What needs to be done
How many of these lines hold the string "this"? Answer with the number only.

Record extracts
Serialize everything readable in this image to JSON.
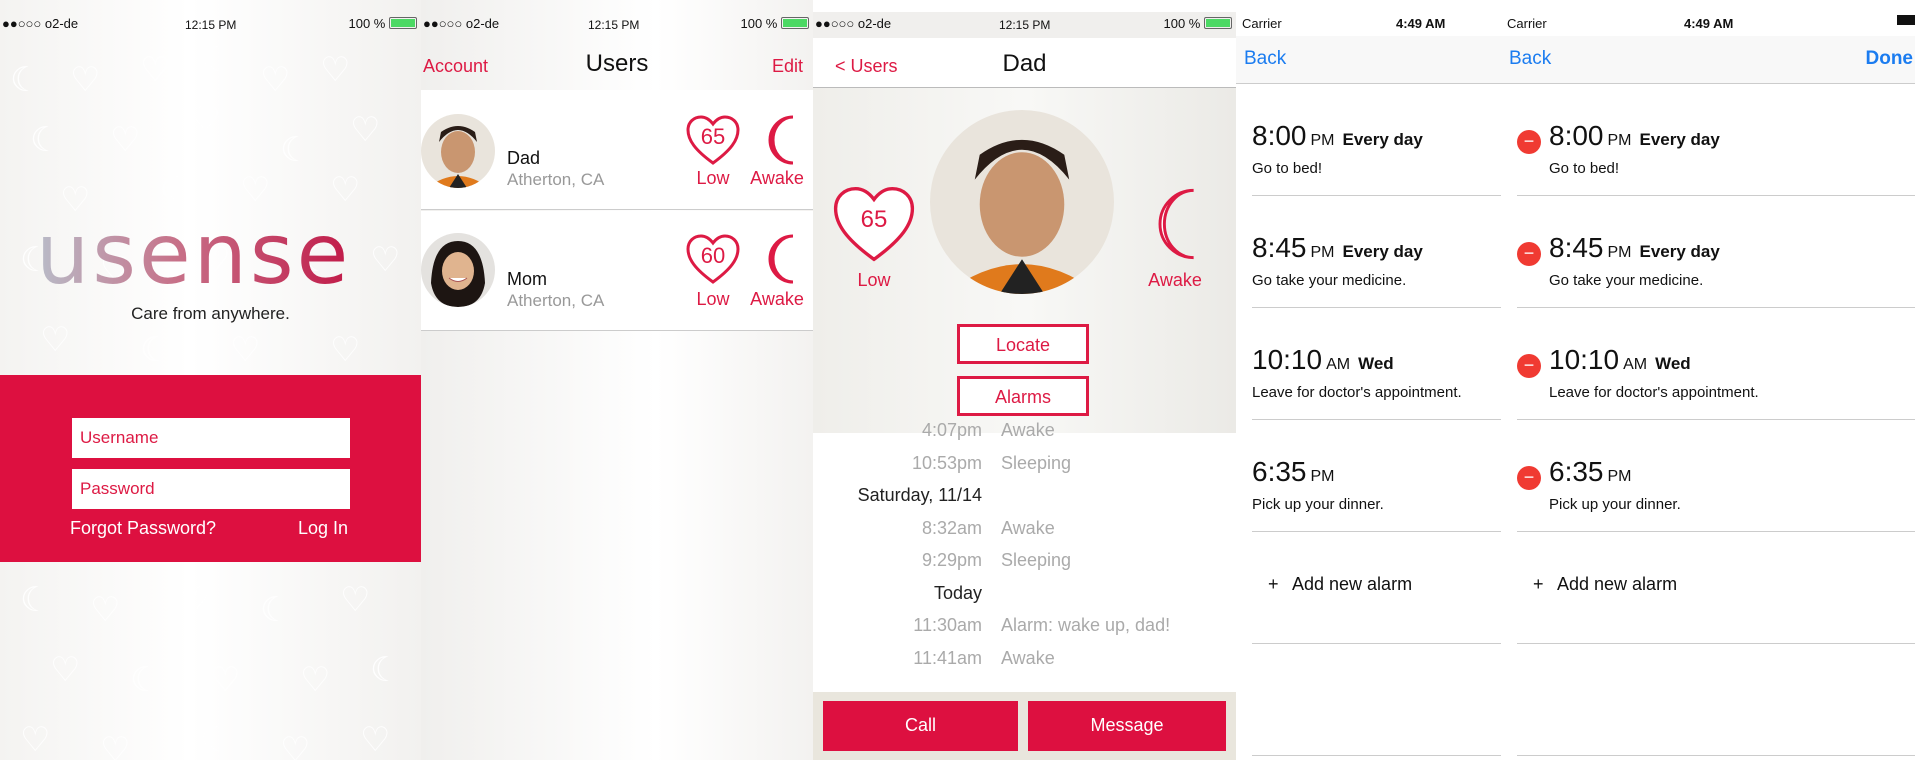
{
  "statusbar_o2": {
    "carrier": "●●○○○ o2-de",
    "time": "12:15 PM",
    "battery": "100 %"
  },
  "statusbar_carrier": {
    "carrier": "Carrier",
    "time": "4:49 AM"
  },
  "login_screen": {
    "logo": "usense",
    "tagline": "Care from anywhere.",
    "username_placeholder": "Username",
    "password_placeholder": "Password",
    "forgot_password": "Forgot Password?",
    "login": "Log In"
  },
  "users_screen": {
    "left_button": "Account",
    "title": "Users",
    "right_button": "Edit",
    "users": [
      {
        "name": "Dad",
        "location": "Atherton, CA",
        "heart_rate": "65",
        "hr_label": "Low",
        "state": "Awake"
      },
      {
        "name": "Mom",
        "location": "Atherton, CA",
        "heart_rate": "60",
        "hr_label": "Low",
        "state": "Awake"
      }
    ]
  },
  "detail_screen": {
    "back": "< Users",
    "title": "Dad",
    "heart_rate": "65",
    "hr_label": "Low",
    "state": "Awake",
    "locate": "Locate",
    "alarms": "Alarms",
    "history": [
      {
        "time": "4:07pm",
        "event": "Awake"
      },
      {
        "time": "10:53pm",
        "event": "Sleeping"
      },
      {
        "day": "Saturday, 11/14"
      },
      {
        "time": "8:32am",
        "event": "Awake"
      },
      {
        "time": "9:29pm",
        "event": "Sleeping"
      },
      {
        "day": "Today"
      },
      {
        "time": "11:30am",
        "event": "Alarm: wake up, dad!"
      },
      {
        "time": "11:41am",
        "event": "Awake"
      }
    ],
    "call": "Call",
    "message": "Message"
  },
  "alarms_screen": {
    "back": "Back",
    "done": "Done",
    "alarms": [
      {
        "time": "8:00",
        "ampm": "PM",
        "repeat": "Every day",
        "label": "Go to bed!"
      },
      {
        "time": "8:45",
        "ampm": "PM",
        "repeat": "Every day",
        "label": "Go take your medicine."
      },
      {
        "time": "10:10",
        "ampm": "AM",
        "repeat": "Wed",
        "label": "Leave for doctor's appointment."
      },
      {
        "time": "6:35",
        "ampm": "PM",
        "repeat": "",
        "label": "Pick up your dinner."
      }
    ],
    "add_new": "Add new alarm",
    "plus": "+",
    "minus": "−"
  },
  "colors": {
    "accent": "#dd1a44",
    "ios_blue": "#1b7cf0",
    "delete_red": "#f03a32"
  }
}
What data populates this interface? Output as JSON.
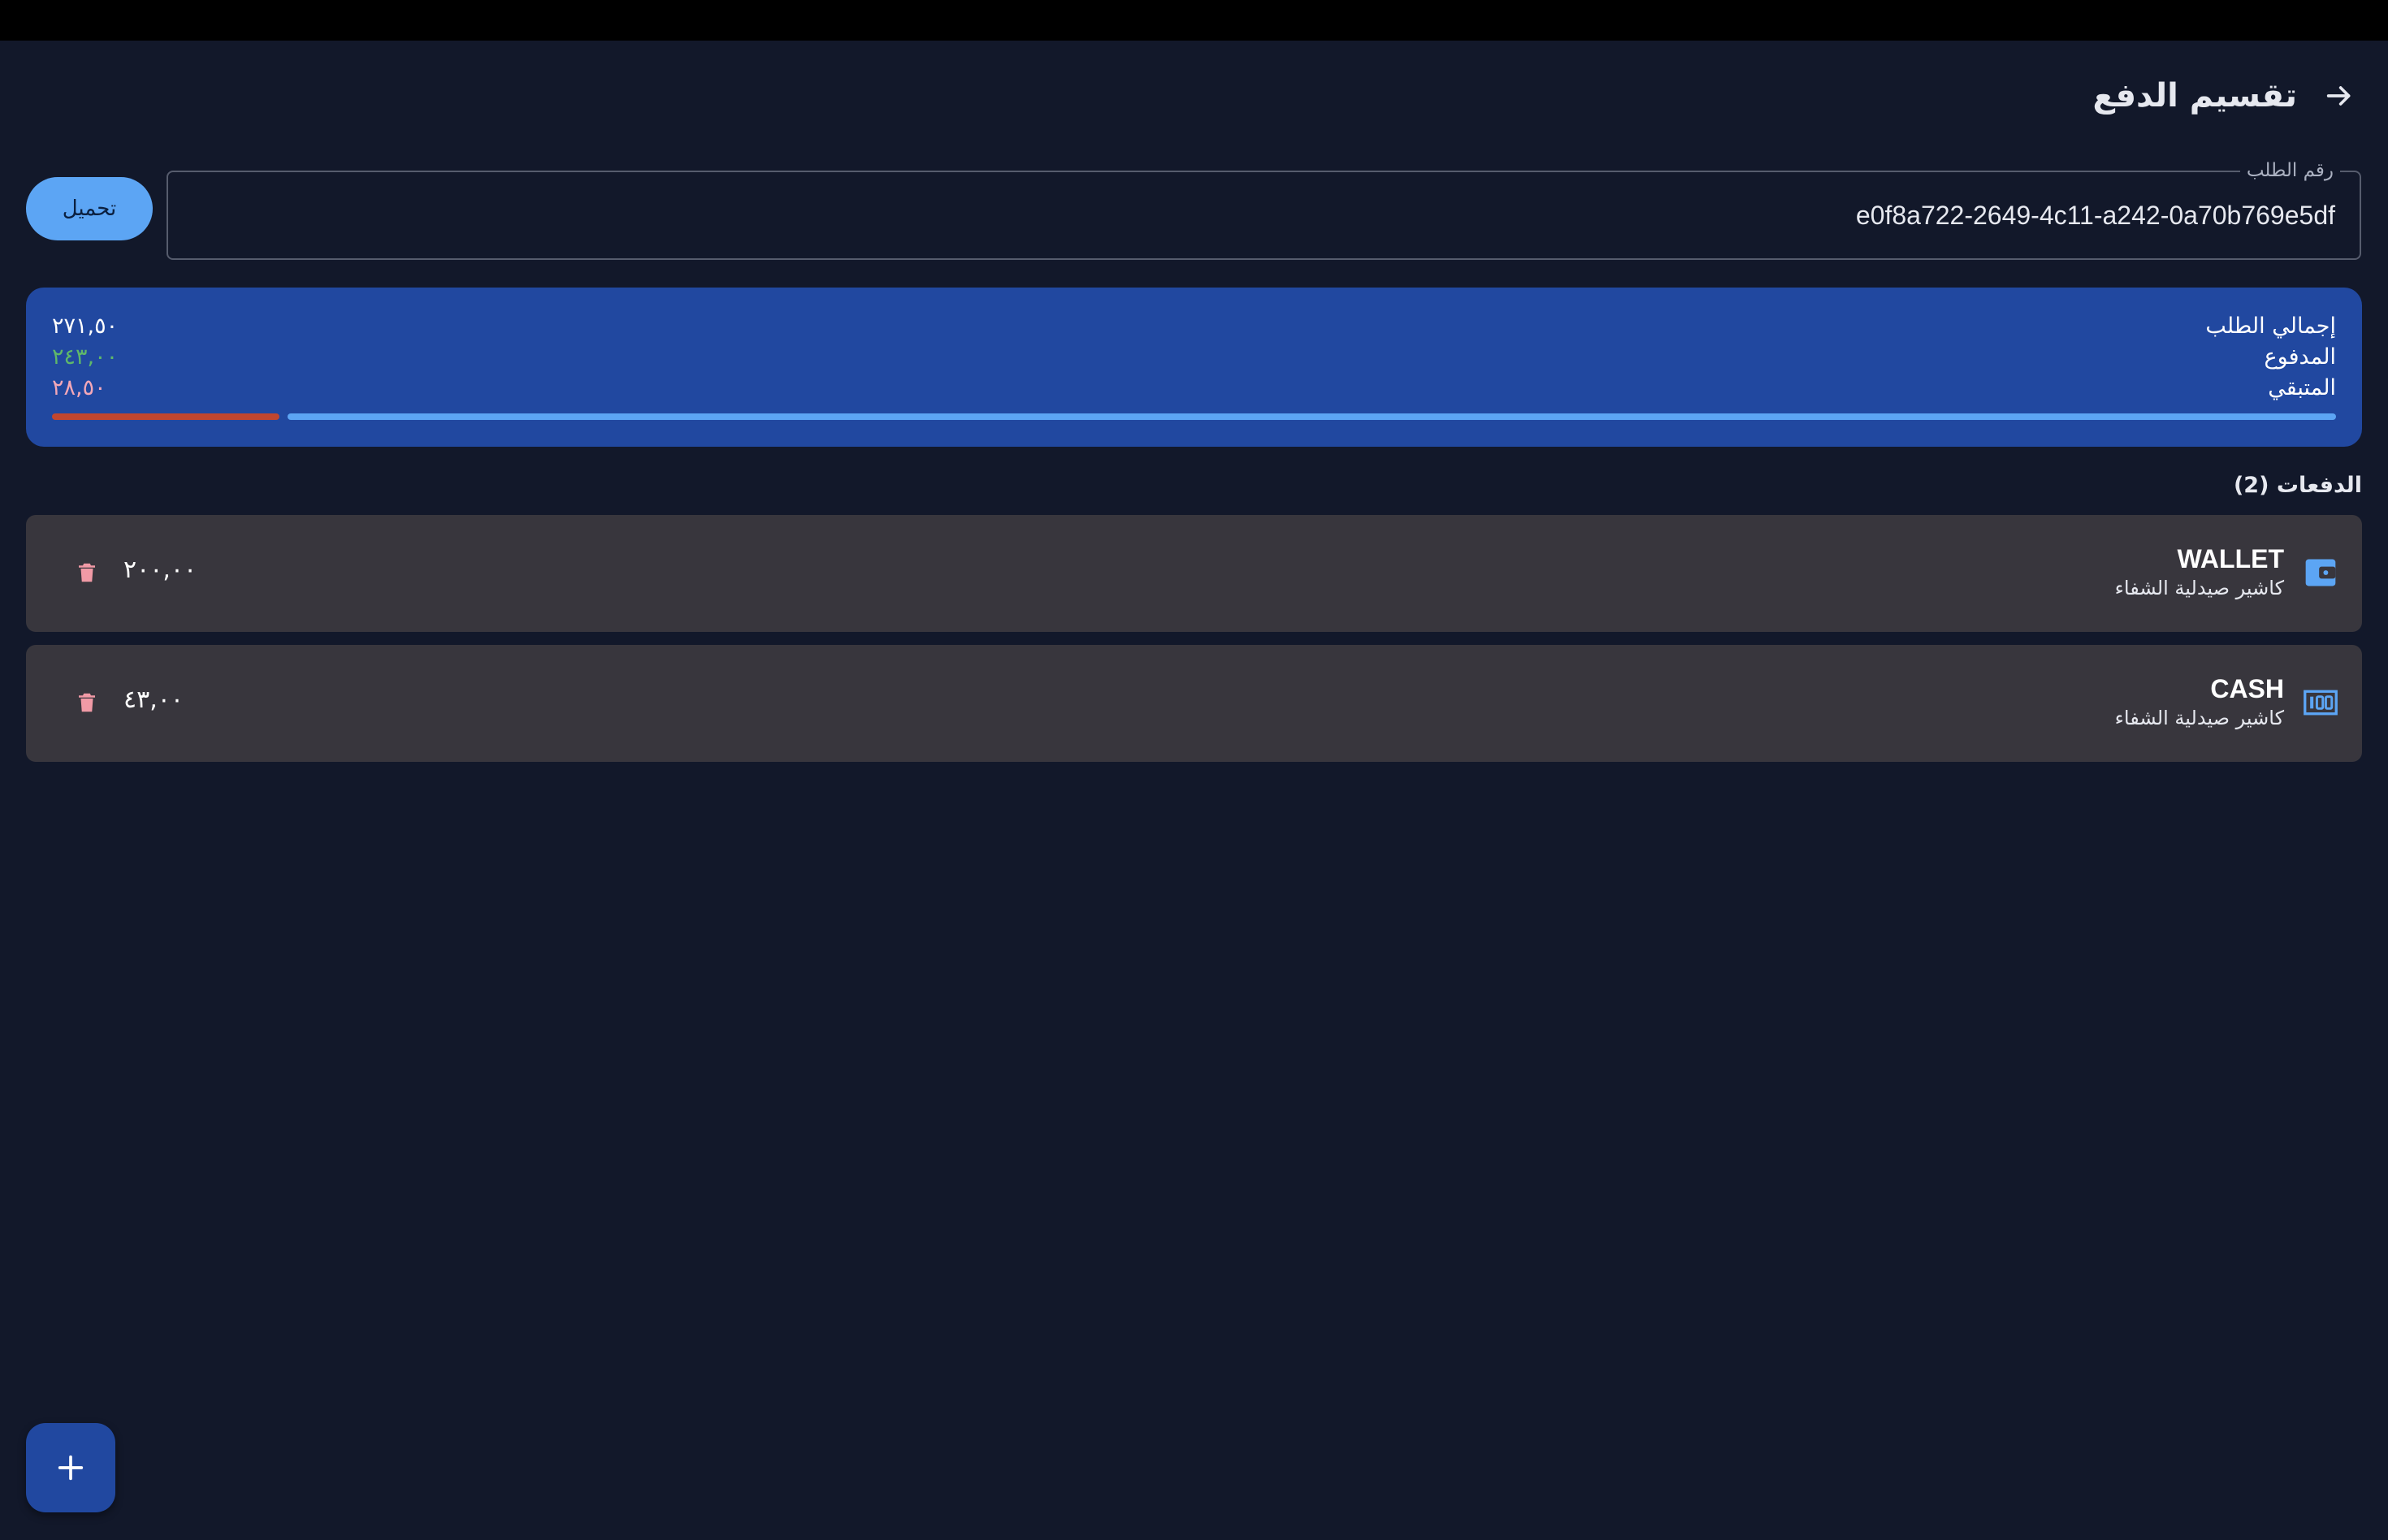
{
  "app": {
    "title": "تقسيم الدفع"
  },
  "order": {
    "field_label": "رقم الطلب",
    "field_value": "e0f8a722-2649-4c11-a242-0a70b769e5df",
    "load_label": "تحميل"
  },
  "summary": {
    "total_label": "إجمالي الطلب",
    "total_value": "٢٧١,٥٠",
    "paid_label": "المدفوع",
    "paid_value": "٢٤٣,٠٠",
    "remaining_label": "المتبقي",
    "remaining_value": "٢٨,٥٠",
    "paid_fraction": 0.8967
  },
  "payments": {
    "header": "الدفعات (2)",
    "items": [
      {
        "method": "WALLET",
        "cashier": "كاشير صيدلية الشفاء",
        "amount": "٢٠٠,٠٠",
        "icon": "wallet-icon"
      },
      {
        "method": "CASH",
        "cashier": "كاشير صيدلية الشفاء",
        "amount": "٤٣,٠٠",
        "icon": "cash-icon"
      }
    ]
  },
  "icons": {
    "back": "arrow-back-icon",
    "delete": "trash-icon",
    "add": "plus-icon"
  },
  "colors": {
    "background": "#12182a",
    "summary_card": "#2148a0",
    "accent": "#5ca5f4",
    "paid": "#5fb86a",
    "remaining": "#f4a8b8",
    "remaining_bar": "#c0462f",
    "delete": "#f19aa6",
    "payment_card": "#38363d"
  }
}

Answer to the exercise
2